start DATA SHOWN

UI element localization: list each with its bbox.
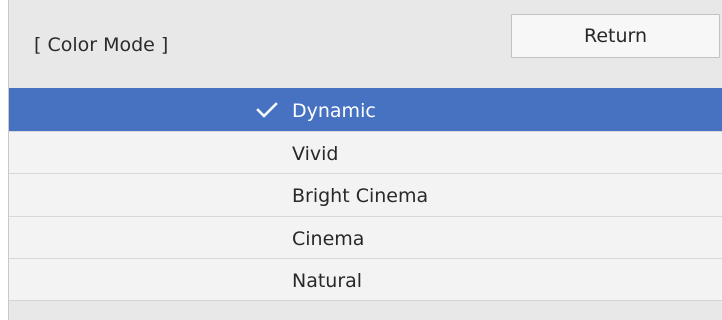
option-natural[interactable]: Natural xyxy=(9,258,722,301)
option-dynamic[interactable]: Dynamic xyxy=(9,88,722,131)
option-cinema[interactable]: Cinema xyxy=(9,216,722,259)
option-label: Bright Cinema xyxy=(292,185,429,207)
return-button[interactable]: Return xyxy=(511,14,720,58)
menu-footer-strip xyxy=(9,300,722,320)
option-label: Vivid xyxy=(292,143,339,165)
color-mode-panel: [ Color Mode ] Return Dynamic Vivid Brig… xyxy=(8,0,722,320)
menu-title: [ Color Mode ] xyxy=(34,34,169,56)
option-label: Natural xyxy=(292,270,363,292)
option-vivid[interactable]: Vivid xyxy=(9,131,722,174)
color-mode-options: Dynamic Vivid Bright Cinema Cinema Natur… xyxy=(9,88,722,301)
menu-header: [ Color Mode ] Return xyxy=(9,0,722,88)
option-label: Cinema xyxy=(292,228,365,250)
option-label: Dynamic xyxy=(292,100,376,122)
option-bright-cinema[interactable]: Bright Cinema xyxy=(9,173,722,216)
check-icon xyxy=(256,102,278,118)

end DATA SHOWN

▶ WRITTEN EXERCISE
Can you change every "interactable" in the listing above to "clickable", keep everything else the same, and leave the pictures out of your answer?

▶ EXERCISE RESPONSE
UI element localization: list each with its bbox.
option-natural[clickable]: Natural xyxy=(9,258,722,301)
option-dynamic[clickable]: Dynamic xyxy=(9,88,722,131)
option-cinema[clickable]: Cinema xyxy=(9,216,722,259)
option-label: Bright Cinema xyxy=(292,185,429,207)
return-button[clickable]: Return xyxy=(511,14,720,58)
menu-footer-strip xyxy=(9,300,722,320)
option-label: Vivid xyxy=(292,143,339,165)
color-mode-panel: [ Color Mode ] Return Dynamic Vivid Brig… xyxy=(8,0,722,320)
menu-title: [ Color Mode ] xyxy=(34,34,169,56)
option-label: Natural xyxy=(292,270,363,292)
option-vivid[clickable]: Vivid xyxy=(9,131,722,174)
color-mode-options: Dynamic Vivid Bright Cinema Cinema Natur… xyxy=(9,88,722,301)
menu-header: [ Color Mode ] Return xyxy=(9,0,722,88)
option-label: Cinema xyxy=(292,228,365,250)
option-label: Dynamic xyxy=(292,100,376,122)
option-bright-cinema[clickable]: Bright Cinema xyxy=(9,173,722,216)
check-icon xyxy=(256,102,278,118)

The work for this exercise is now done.